═════ Task inputs ═════

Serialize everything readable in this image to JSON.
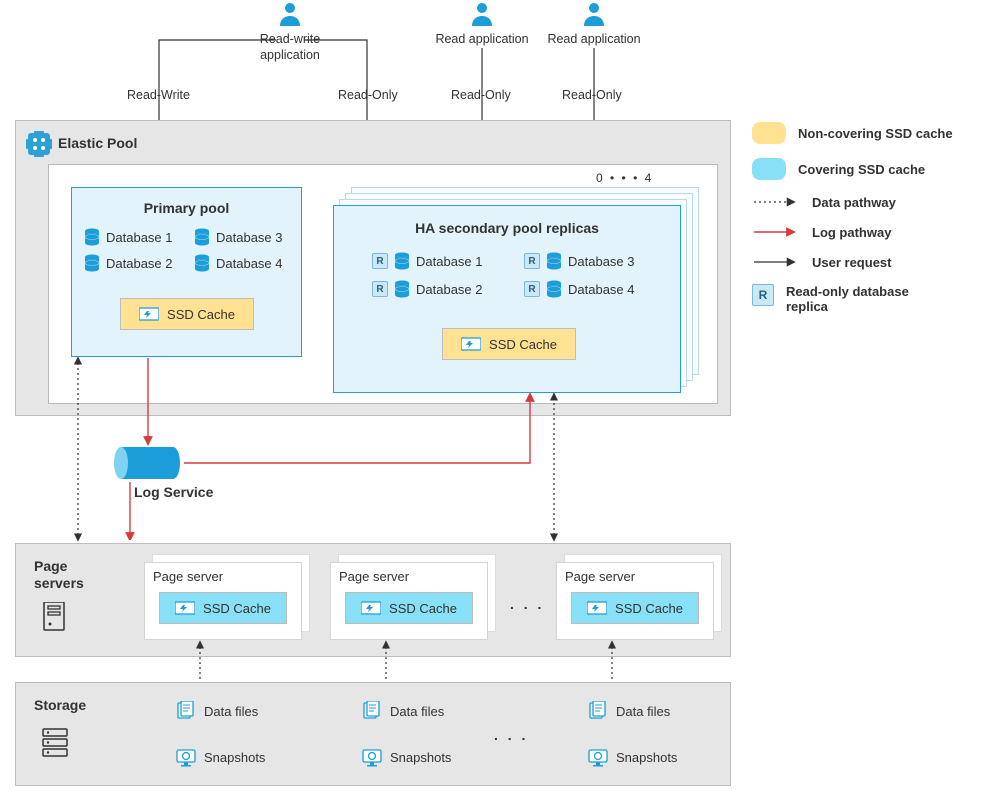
{
  "users": {
    "rw": {
      "label": "Read-write\napplication",
      "mode": "Read-Write",
      "mode2": "Read-Only"
    },
    "r1": {
      "label": "Read application",
      "mode": "Read-Only"
    },
    "r2": {
      "label": "Read application",
      "mode": "Read-Only"
    }
  },
  "elastic": {
    "title": "Elastic Pool",
    "primary": {
      "title": "Primary pool",
      "dbs": [
        "Database 1",
        "Database 2",
        "Database 3",
        "Database 4"
      ],
      "cache": "SSD Cache"
    },
    "secondary": {
      "title": "HA secondary pool replicas",
      "rangeStart": "0",
      "rangeEnd": "4",
      "dbs": [
        "Database 1",
        "Database 2",
        "Database 3",
        "Database 4"
      ],
      "cache": "SSD Cache"
    }
  },
  "log": {
    "label": "Log Service"
  },
  "pageServers": {
    "title": "Page servers",
    "card": "Page server",
    "cache": "SSD Cache"
  },
  "storage": {
    "title": "Storage",
    "datafiles": "Data files",
    "snapshots": "Snapshots"
  },
  "legend": {
    "noncov": "Non-covering SSD cache",
    "cov": "Covering SSD cache",
    "data": "Data pathway",
    "log": "Log pathway",
    "user": "User request",
    "ro": "Read-only database replica",
    "r": "R"
  },
  "ellipsis": ". . .",
  "dots3": ". . ."
}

═════

Directive ▸
Without including any pictures, reproduce the listing exactly.

Response for this exercise ▸
Serialize everything readable in this image to JSON.
{
  "users": {
    "rw": {
      "label": "Read-write\napplication",
      "mode": "Read-Write",
      "mode2": "Read-Only"
    },
    "r1": {
      "label": "Read application",
      "mode": "Read-Only"
    },
    "r2": {
      "label": "Read application",
      "mode": "Read-Only"
    }
  },
  "elastic": {
    "title": "Elastic Pool",
    "primary": {
      "title": "Primary pool",
      "dbs": [
        "Database 1",
        "Database 2",
        "Database 3",
        "Database 4"
      ],
      "cache": "SSD Cache"
    },
    "secondary": {
      "title": "HA secondary pool replicas",
      "rangeStart": "0",
      "rangeEnd": "4",
      "dbs": [
        "Database 1",
        "Database 2",
        "Database 3",
        "Database 4"
      ],
      "cache": "SSD Cache"
    }
  },
  "log": {
    "label": "Log Service"
  },
  "pageServers": {
    "title": "Page servers",
    "card": "Page server",
    "cache": "SSD Cache"
  },
  "storage": {
    "title": "Storage",
    "datafiles": "Data files",
    "snapshots": "Snapshots"
  },
  "legend": {
    "noncov": "Non-covering SSD cache",
    "cov": "Covering SSD cache",
    "data": "Data pathway",
    "log": "Log pathway",
    "user": "User request",
    "ro": "Read-only database replica",
    "r": "R"
  },
  "ellipsis": ". . .",
  "dots3": ". . ."
}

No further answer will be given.